= WORK TO BE COMPLETED =
Could you give the data below again, exactly and completely?

= RECORDS TO USE =

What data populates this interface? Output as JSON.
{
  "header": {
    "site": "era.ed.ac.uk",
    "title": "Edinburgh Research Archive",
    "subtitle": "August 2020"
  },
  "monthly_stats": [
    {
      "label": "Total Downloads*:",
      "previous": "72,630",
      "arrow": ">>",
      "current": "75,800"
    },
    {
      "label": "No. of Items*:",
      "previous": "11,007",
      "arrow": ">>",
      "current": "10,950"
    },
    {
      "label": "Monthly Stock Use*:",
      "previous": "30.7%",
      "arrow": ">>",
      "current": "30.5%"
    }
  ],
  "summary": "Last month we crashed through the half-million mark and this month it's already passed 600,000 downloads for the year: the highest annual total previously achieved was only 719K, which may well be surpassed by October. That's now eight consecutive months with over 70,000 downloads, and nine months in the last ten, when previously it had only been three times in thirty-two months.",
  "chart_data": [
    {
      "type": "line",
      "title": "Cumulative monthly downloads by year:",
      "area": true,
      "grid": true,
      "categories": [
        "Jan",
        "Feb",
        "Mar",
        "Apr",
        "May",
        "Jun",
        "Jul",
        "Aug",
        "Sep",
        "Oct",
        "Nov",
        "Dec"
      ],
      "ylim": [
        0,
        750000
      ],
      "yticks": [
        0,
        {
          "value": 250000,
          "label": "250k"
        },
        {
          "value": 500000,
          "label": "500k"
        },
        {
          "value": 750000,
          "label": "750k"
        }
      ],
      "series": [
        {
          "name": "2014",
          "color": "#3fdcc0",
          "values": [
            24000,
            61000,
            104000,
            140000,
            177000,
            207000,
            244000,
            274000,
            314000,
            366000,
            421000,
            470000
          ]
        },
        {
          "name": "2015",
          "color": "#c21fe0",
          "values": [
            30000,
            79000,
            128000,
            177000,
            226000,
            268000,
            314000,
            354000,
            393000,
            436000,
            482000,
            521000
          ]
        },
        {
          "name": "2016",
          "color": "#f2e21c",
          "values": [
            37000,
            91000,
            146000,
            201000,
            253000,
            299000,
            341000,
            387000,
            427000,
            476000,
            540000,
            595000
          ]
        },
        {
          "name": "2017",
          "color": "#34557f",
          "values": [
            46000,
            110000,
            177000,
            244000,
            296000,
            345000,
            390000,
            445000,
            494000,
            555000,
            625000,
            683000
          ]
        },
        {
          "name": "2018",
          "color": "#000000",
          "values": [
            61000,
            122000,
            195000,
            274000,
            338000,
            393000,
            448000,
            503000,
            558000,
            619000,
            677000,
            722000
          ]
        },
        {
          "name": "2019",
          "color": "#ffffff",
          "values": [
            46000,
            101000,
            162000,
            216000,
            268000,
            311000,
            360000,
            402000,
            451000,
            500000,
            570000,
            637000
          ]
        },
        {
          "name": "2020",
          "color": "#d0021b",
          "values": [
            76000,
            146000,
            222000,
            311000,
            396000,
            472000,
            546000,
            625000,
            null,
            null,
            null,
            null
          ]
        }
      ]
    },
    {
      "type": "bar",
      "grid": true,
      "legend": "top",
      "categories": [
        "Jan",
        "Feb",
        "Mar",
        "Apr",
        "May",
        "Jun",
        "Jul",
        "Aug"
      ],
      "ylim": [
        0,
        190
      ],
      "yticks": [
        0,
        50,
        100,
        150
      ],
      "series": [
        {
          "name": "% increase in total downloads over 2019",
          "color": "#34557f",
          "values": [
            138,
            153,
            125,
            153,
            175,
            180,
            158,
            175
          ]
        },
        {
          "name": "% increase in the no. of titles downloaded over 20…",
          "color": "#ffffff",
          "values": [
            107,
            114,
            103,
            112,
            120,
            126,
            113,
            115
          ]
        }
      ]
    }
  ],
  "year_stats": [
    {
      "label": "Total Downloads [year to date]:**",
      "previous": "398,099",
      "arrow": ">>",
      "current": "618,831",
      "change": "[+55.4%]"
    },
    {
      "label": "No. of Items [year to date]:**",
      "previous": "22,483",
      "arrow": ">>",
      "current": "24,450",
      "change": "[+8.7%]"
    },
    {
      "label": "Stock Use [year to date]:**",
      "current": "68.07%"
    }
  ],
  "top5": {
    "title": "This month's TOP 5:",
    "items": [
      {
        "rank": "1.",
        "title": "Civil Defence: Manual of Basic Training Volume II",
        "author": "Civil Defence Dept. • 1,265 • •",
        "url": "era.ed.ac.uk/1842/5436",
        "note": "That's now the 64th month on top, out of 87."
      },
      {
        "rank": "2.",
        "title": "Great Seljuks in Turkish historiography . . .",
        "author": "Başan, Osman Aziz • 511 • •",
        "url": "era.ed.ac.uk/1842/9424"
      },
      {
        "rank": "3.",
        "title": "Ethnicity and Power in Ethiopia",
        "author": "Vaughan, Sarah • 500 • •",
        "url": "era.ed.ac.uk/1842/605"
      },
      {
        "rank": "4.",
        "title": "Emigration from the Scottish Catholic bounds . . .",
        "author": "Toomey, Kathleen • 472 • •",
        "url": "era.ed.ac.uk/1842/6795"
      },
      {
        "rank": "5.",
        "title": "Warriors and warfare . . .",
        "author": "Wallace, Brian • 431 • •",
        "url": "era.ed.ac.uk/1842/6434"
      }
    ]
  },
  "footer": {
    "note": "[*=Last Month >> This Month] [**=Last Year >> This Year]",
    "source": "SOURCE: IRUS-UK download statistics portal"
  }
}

= THE RESPONSE =
What data populates this interface? Output as JSON.
{
  "header": {
    "site": "era.ed.ac.uk",
    "title": "Edinburgh Research Archive",
    "subtitle": "August 2020"
  },
  "monthly_stats": [
    {
      "label": "Total Downloads*:",
      "previous": "72,630",
      "arrow": ">>",
      "current": "75,800"
    },
    {
      "label": "No. of Items*:",
      "previous": "11,007",
      "arrow": ">>",
      "current": "10,950"
    },
    {
      "label": "Monthly Stock Use*:",
      "previous": "30.7%",
      "arrow": ">>",
      "current": "30.5%"
    }
  ],
  "summary": "Last month we crashed through the half-million mark and this month it's already passed 600,000 downloads for the year: the highest annual total previously achieved was only 719K, which may well be surpassed by October. That's now eight consecutive months with over 70,000 downloads, and nine months in the last ten, when previously it had only been three times in thirty-two months.",
  "chart_data": [
    {
      "type": "line",
      "title": "Cumulative monthly downloads by year:",
      "area": true,
      "grid": true,
      "categories": [
        "Jan",
        "Feb",
        "Mar",
        "Apr",
        "May",
        "Jun",
        "Jul",
        "Aug",
        "Sep",
        "Oct",
        "Nov",
        "Dec"
      ],
      "ylim": [
        0,
        750000
      ],
      "yticks": [
        0,
        {
          "value": 250000,
          "label": "250k"
        },
        {
          "value": 500000,
          "label": "500k"
        },
        {
          "value": 750000,
          "label": "750k"
        }
      ],
      "series": [
        {
          "name": "2014",
          "color": "#3fdcc0",
          "values": [
            24000,
            61000,
            104000,
            140000,
            177000,
            207000,
            244000,
            274000,
            314000,
            366000,
            421000,
            470000
          ]
        },
        {
          "name": "2015",
          "color": "#c21fe0",
          "values": [
            30000,
            79000,
            128000,
            177000,
            226000,
            268000,
            314000,
            354000,
            393000,
            436000,
            482000,
            521000
          ]
        },
        {
          "name": "2016",
          "color": "#f2e21c",
          "values": [
            37000,
            91000,
            146000,
            201000,
            253000,
            299000,
            341000,
            387000,
            427000,
            476000,
            540000,
            595000
          ]
        },
        {
          "name": "2017",
          "color": "#34557f",
          "values": [
            46000,
            110000,
            177000,
            244000,
            296000,
            345000,
            390000,
            445000,
            494000,
            555000,
            625000,
            683000
          ]
        },
        {
          "name": "2018",
          "color": "#000000",
          "values": [
            61000,
            122000,
            195000,
            274000,
            338000,
            393000,
            448000,
            503000,
            558000,
            619000,
            677000,
            722000
          ]
        },
        {
          "name": "2019",
          "color": "#ffffff",
          "values": [
            46000,
            101000,
            162000,
            216000,
            268000,
            311000,
            360000,
            402000,
            451000,
            500000,
            570000,
            637000
          ]
        },
        {
          "name": "2020",
          "color": "#d0021b",
          "values": [
            76000,
            146000,
            222000,
            311000,
            396000,
            472000,
            546000,
            625000,
            null,
            null,
            null,
            null
          ]
        }
      ]
    },
    {
      "type": "bar",
      "grid": true,
      "legend": "top",
      "categories": [
        "Jan",
        "Feb",
        "Mar",
        "Apr",
        "May",
        "Jun",
        "Jul",
        "Aug"
      ],
      "ylim": [
        0,
        190
      ],
      "yticks": [
        0,
        50,
        100,
        150
      ],
      "series": [
        {
          "name": "% increase in total downloads over 2019",
          "color": "#34557f",
          "values": [
            138,
            153,
            125,
            153,
            175,
            180,
            158,
            175
          ]
        },
        {
          "name": "% increase in the no. of titles downloaded over 20…",
          "color": "#ffffff",
          "values": [
            107,
            114,
            103,
            112,
            120,
            126,
            113,
            115
          ]
        }
      ]
    }
  ],
  "year_stats": [
    {
      "label": "Total Downloads [year to date]:**",
      "previous": "398,099",
      "arrow": ">>",
      "current": "618,831",
      "change": "[+55.4%]"
    },
    {
      "label": "No. of Items [year to date]:**",
      "previous": "22,483",
      "arrow": ">>",
      "current": "24,450",
      "change": "[+8.7%]"
    },
    {
      "label": "Stock Use [year to date]:**",
      "current": "68.07%"
    }
  ],
  "top5": {
    "title": "This month's TOP 5:",
    "items": [
      {
        "rank": "1.",
        "title": "Civil Defence: Manual of Basic Training Volume II",
        "author": "Civil Defence Dept. • 1,265 • •",
        "url": "era.ed.ac.uk/1842/5436",
        "note": "That's now the 64th month on top, out of 87."
      },
      {
        "rank": "2.",
        "title": "Great Seljuks in Turkish historiography . . .",
        "author": "Başan, Osman Aziz • 511 • •",
        "url": "era.ed.ac.uk/1842/9424"
      },
      {
        "rank": "3.",
        "title": "Ethnicity and Power in Ethiopia",
        "author": "Vaughan, Sarah • 500 • •",
        "url": "era.ed.ac.uk/1842/605"
      },
      {
        "rank": "4.",
        "title": "Emigration from the Scottish Catholic bounds . . .",
        "author": "Toomey, Kathleen • 472 • •",
        "url": "era.ed.ac.uk/1842/6795"
      },
      {
        "rank": "5.",
        "title": "Warriors and warfare . . .",
        "author": "Wallace, Brian • 431 • •",
        "url": "era.ed.ac.uk/1842/6434"
      }
    ]
  },
  "footer": {
    "note": "[*=Last Month >> This Month] [**=Last Year >> This Year]",
    "source": "SOURCE: IRUS-UK download statistics portal"
  }
}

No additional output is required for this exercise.